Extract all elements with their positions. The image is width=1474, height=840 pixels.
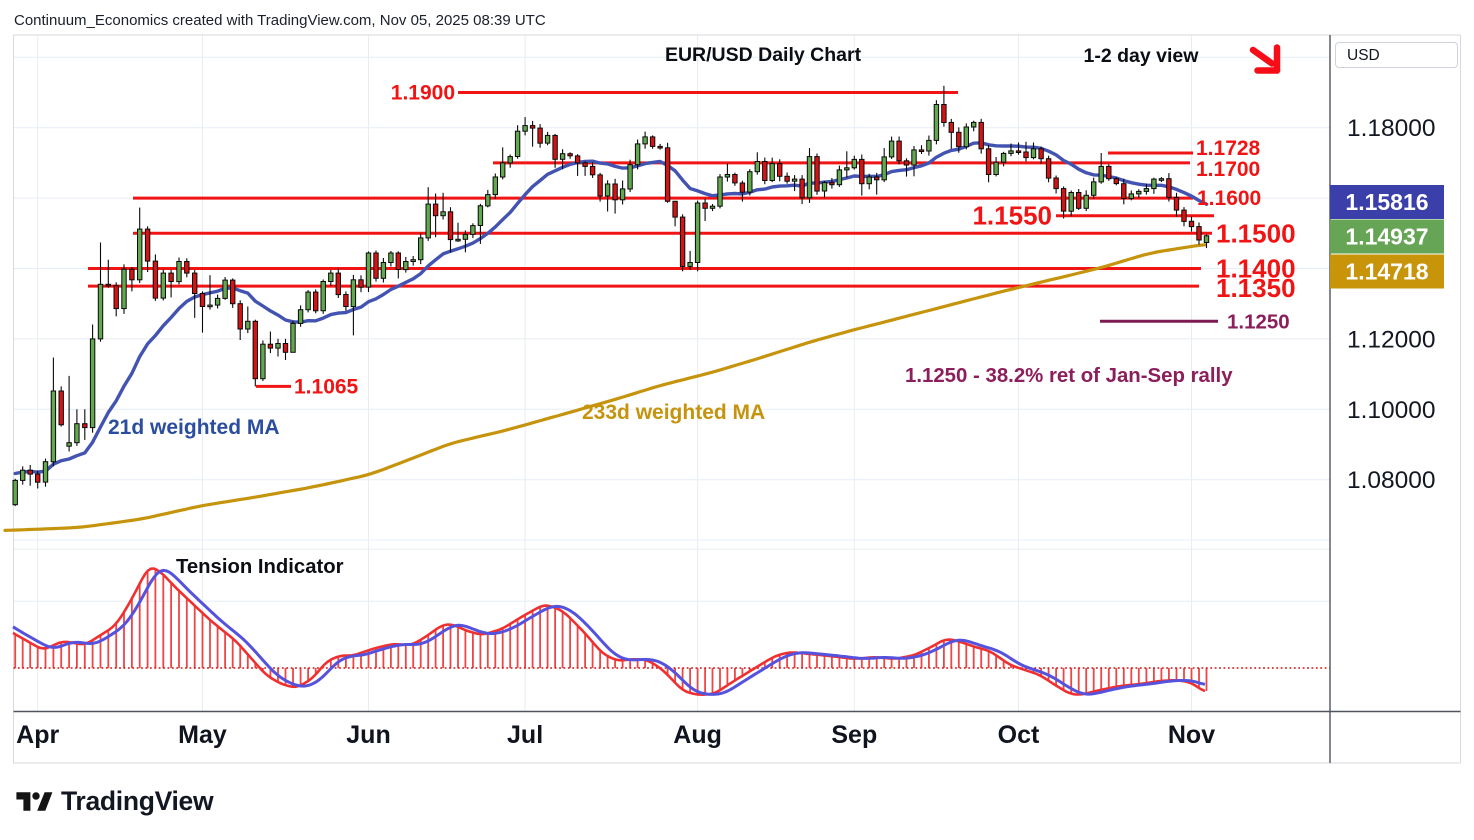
svg-text:TradingView: TradingView [61,786,214,816]
svg-text:Jun: Jun [346,721,390,749]
svg-text:1.1065: 1.1065 [294,375,359,398]
svg-text:Jul: Jul [507,721,543,749]
svg-text:Apr: Apr [16,721,59,749]
svg-text:1.1600: 1.1600 [1197,187,1261,210]
svg-text:1.10000: 1.10000 [1347,397,1436,424]
svg-text:Tension Indicator: Tension Indicator [176,556,344,578]
svg-text:1.1400: 1.1400 [1216,254,1296,284]
svg-text:1.15816: 1.15816 [1345,189,1428,215]
svg-text:1.1250 - 38.2% ret of Jan-Sep: 1.1250 - 38.2% ret of Jan-Sep rally [905,365,1233,387]
svg-text:1.08000: 1.08000 [1347,467,1436,494]
svg-text:Sep: Sep [831,721,877,749]
svg-text:Aug: Aug [673,721,722,749]
svg-text:233d weighted MA: 233d weighted MA [582,401,765,424]
svg-text:Nov: Nov [1168,721,1215,749]
svg-text:1.12000: 1.12000 [1347,326,1436,353]
svg-text:USD: USD [1347,47,1380,64]
svg-text:Continuum_Economics created wi: Continuum_Economics created with Trading… [14,12,546,29]
svg-text:1.1350: 1.1350 [1216,273,1296,303]
svg-text:1.1250: 1.1250 [1227,310,1290,333]
svg-text:1.1700: 1.1700 [1196,158,1260,181]
svg-text:1.14718: 1.14718 [1345,259,1428,285]
svg-text:Oct: Oct [998,721,1040,749]
svg-text:1.1500: 1.1500 [1216,218,1296,248]
svg-text:May: May [178,721,227,749]
svg-text:1.18000: 1.18000 [1347,115,1436,142]
svg-text:1.1900: 1.1900 [391,82,455,105]
svg-text:EUR/USD Daily Chart: EUR/USD Daily Chart [665,44,862,66]
svg-text:1.1550: 1.1550 [972,201,1052,231]
svg-text:1-2 day view: 1-2 day view [1084,45,1200,67]
svg-text:1.1728: 1.1728 [1196,137,1261,160]
svg-text:1.14937: 1.14937 [1345,224,1428,250]
svg-text:21d weighted MA: 21d weighted MA [108,416,280,439]
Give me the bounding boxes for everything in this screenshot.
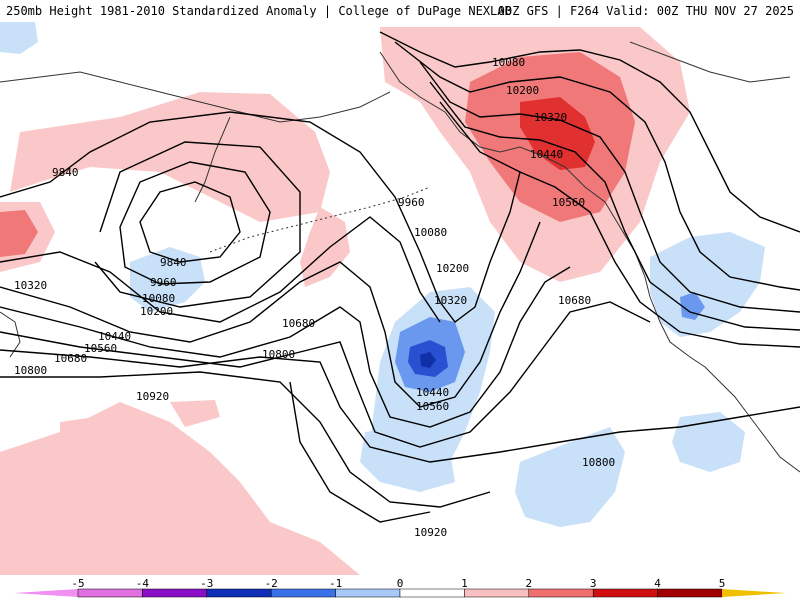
height-contours — [0, 31, 800, 523]
contour-label: 10080 — [492, 56, 525, 69]
contour-10920-south — [289, 381, 431, 523]
colorbar-swatch — [657, 588, 723, 598]
contour-label: 10440 — [530, 148, 563, 161]
contour-10320-ridge — [419, 61, 800, 313]
contour-10560-ridge — [439, 101, 800, 348]
contour-label: 10680 — [282, 317, 315, 330]
contour-label: 10440 — [98, 330, 131, 343]
contour-label: 10800 — [262, 348, 295, 361]
contour-label: 10800 — [582, 456, 615, 469]
contour-10440-wave — [0, 221, 541, 408]
contour-9960-low — [119, 161, 271, 285]
contour-label: 10680 — [54, 352, 87, 365]
contour-10800-wave — [0, 349, 800, 463]
anomaly-pos1-kamchatka — [300, 207, 350, 287]
contour-9840-low — [139, 181, 241, 263]
contour-10080-low — [94, 141, 301, 308]
anomaly-pos3-alaska — [520, 97, 595, 170]
anomaly-neg2-west-us — [680, 292, 705, 320]
coast-alaska — [379, 51, 651, 298]
anomaly-pos2-west — [0, 210, 38, 257]
coastlines — [0, 41, 800, 473]
contour-label: 10560 — [552, 196, 585, 209]
contour-label: 10200 — [506, 84, 539, 97]
contour-label: 10200 — [140, 305, 173, 318]
colorbar-swatch — [528, 588, 594, 598]
contour-label: 10560 — [416, 400, 449, 413]
colorbar-tick-label: 5 — [718, 577, 726, 590]
anomaly-pos1-bering-a — [10, 92, 330, 222]
contour-10920-wave — [0, 371, 491, 508]
positive-anomaly-shading — [0, 27, 690, 575]
contour-label: 10800 — [14, 364, 47, 377]
contour-label: 9960 — [150, 276, 177, 289]
colorbar-tick-label: -2 — [264, 577, 278, 590]
colorbar-swatch — [142, 588, 208, 598]
contour-label: 10320 — [534, 111, 567, 124]
contour-label: 10560 — [84, 342, 117, 355]
map-title: 250mb Height 1981-2010 Standardized Anom… — [6, 4, 512, 18]
contour-label: 9840 — [160, 256, 187, 269]
contour-label: 10320 — [14, 279, 47, 292]
colorbar-tick-label: -3 — [200, 577, 214, 590]
contour-label: 10440 — [416, 386, 449, 399]
colorbar-swatch — [335, 588, 401, 598]
colorbar-tick-label: 2 — [525, 577, 533, 590]
anomaly-neg1-hawaii-east — [515, 427, 625, 527]
colorbar-tick-label: -5 — [71, 577, 85, 590]
contour-label: 9840 — [52, 166, 79, 179]
colorbar-tick-label: 3 — [589, 577, 597, 590]
colorbar-swatch — [270, 588, 336, 598]
contour-10440-ridge — [429, 81, 800, 331]
contour-label: 10920 — [414, 526, 447, 539]
anomaly-neg1-nw-corner — [0, 22, 38, 54]
contour-label: 10080 — [414, 226, 447, 239]
anomaly-neg1-west-us — [650, 232, 765, 337]
contour-10680-wave — [0, 301, 651, 448]
colorbar-left-arrow — [14, 589, 78, 597]
colorbar-swatch — [464, 588, 530, 598]
colorbar-tick-label: 4 — [654, 577, 661, 590]
colorbar-swatch — [206, 588, 272, 598]
model-valid-time: 00Z GFS | F264 Valid: 00Z THU NOV 27 202… — [497, 4, 794, 18]
anomaly-neg1-mexico — [672, 412, 745, 472]
anomaly-pos1-south-c — [60, 417, 95, 442]
colorbar-tick-label: 0 — [396, 577, 404, 590]
colorbar-right-arrow — [722, 589, 786, 597]
anomaly-neg4-pacific-low — [420, 352, 436, 368]
coast-west-us — [649, 296, 800, 473]
anomaly-pos1-south-b — [170, 400, 220, 427]
anomaly-colorbar: -5 -4 -3 -2 -1 0 1 2 3 4 5 — [0, 575, 800, 600]
colorbar-tick-label: -4 — [135, 577, 150, 590]
coast-canada-arctic — [629, 41, 791, 83]
colorbar-tick-label: 1 — [461, 577, 468, 590]
anomaly-neg1-bering — [130, 247, 205, 312]
contour-label: 10080 — [142, 292, 175, 305]
contour-label: 9960 — [398, 196, 425, 209]
colorbar-swatch — [592, 588, 658, 598]
contour-10200-north — [394, 41, 800, 291]
coast-kamchatka — [194, 116, 231, 203]
contour-10200-wave — [0, 111, 521, 323]
colorbar-svg — [14, 588, 786, 598]
contour-10080-north — [379, 31, 800, 233]
anomaly-pos1-south-a — [0, 402, 360, 575]
colorbar-tick-label: -1 — [328, 577, 343, 590]
colorbar-swatch — [77, 588, 143, 598]
contour-label: 10680 — [558, 294, 591, 307]
contour-label: 10320 — [434, 294, 467, 307]
coast-japan — [0, 311, 21, 358]
header-bar: 250mb Height 1981-2010 Standardized Anom… — [0, 0, 800, 22]
contour-10320-wave — [0, 216, 441, 323]
contour-labels: 10080 10200 10320 10440 10560 10680 9840… — [14, 56, 615, 539]
negative-anomaly-shading — [0, 22, 765, 527]
anomaly-map: 10080 10200 10320 10440 10560 10680 9840… — [0, 22, 800, 575]
contour-label: 10920 — [136, 390, 169, 403]
coast-siberia — [0, 71, 391, 123]
coast-aleutians — [209, 186, 431, 253]
contour-label: 10200 — [436, 262, 469, 275]
contour-10560-wave — [0, 266, 571, 428]
colorbar-swatch — [399, 588, 465, 598]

____________________

**Problem requirements**
Give the records from the line that contains "height-contours — [0, 31, 800, 523]" through the line that contains "map-title: 250mb Height", inclusive, as a Markdown table with a Row column for the row number and an Entry column for the line, leaving out blank lines.

**Solved exercise**
| Row | Entry |
|---|---|
| 1 | height-contours — [0, 31, 800, 523] |
| 2 | contour-label: 10080 — [492, 56, 525, 69] |
| 3 | contour-10920-south — [289, 381, 431, 523] |
| 4 | colorbar-swatch — [657, 588, 723, 598] |
| 5 | contour-label: 10440 — [530, 148, 563, 161] |
| 6 | contour-10320-ridge — [419, 61, 800, 313] |
| 7 | contour-10560-ridge — [439, 101, 800, 348] |
| 8 | contour-label: 10680 — [282, 317, 315, 330] |
| 9 | contour-label: 10440 — [98, 330, 131, 343] |
| 10 | contour-label: 10800 — [262, 348, 295, 361] |
| 11 | contour-label: 10800 — [582, 456, 615, 469] |
| 12 | contour-10440-wave — [0, 221, 541, 408] |
| 13 | contour-9960-low — [119, 161, 271, 285] |
| 14 | contour-label: 10680 — [54, 352, 87, 365] |
| 15 | contour-10800-wave — [0, 349, 800, 463] |
| 16 | anomaly-pos1-kamchatka — [300, 207, 350, 287] |
| 17 | contour-9840-low — [139, 181, 241, 263] |
| 18 | contour-10080-low — [94, 141, 301, 308] |
| 19 | anomaly-pos3-alaska — [520, 97, 595, 170] |
| 20 | anomaly-neg2-west-us — [680, 292, 705, 320] |
| 21 | coast-alaska — [379, 51, 651, 298] |
| 22 | anomaly-pos2-west — [0, 210, 38, 257] |
| 23 | coastlines — [0, 41, 800, 473] |
| 24 | contour-label: 10560 — [552, 196, 585, 209] |
| 25 | contour-label: 10200 — [506, 84, 539, 97] |
| 26 | contour-label: 10200 — [140, 305, 173, 318] |
| 27 | colorbar-swatch — [528, 588, 594, 598] |
| 28 | contour-label: 10560 — [416, 400, 449, 413] |
| 29 | colorbar-tick-label: 5 — [718, 577, 726, 590] |
| 30 | anomaly-pos1-bering-a — [10, 92, 330, 222] |
| 31 | contour-10920-wave — [0, 371, 491, 508] |
| 32 | positive-anomaly-shading — [0, 27, 690, 575] |
| 33 | contour-label: 10800 — [14, 364, 47, 377] |
| 34 | contour-label: 9960 — [150, 276, 177, 289] |
| 35 | colorbar-tick-label: -2 — [264, 577, 278, 590] |
| 36 | colorbar-swatch — [142, 588, 208, 598] |
| 37 | contour-label: 10320 — [534, 111, 567, 124] |
| 38 | contour-label: 10560 — [84, 342, 117, 355] |
| 39 | map-title: 250mb Height 1981-2010 Standardized Anom… — [6, 4, 512, 18] |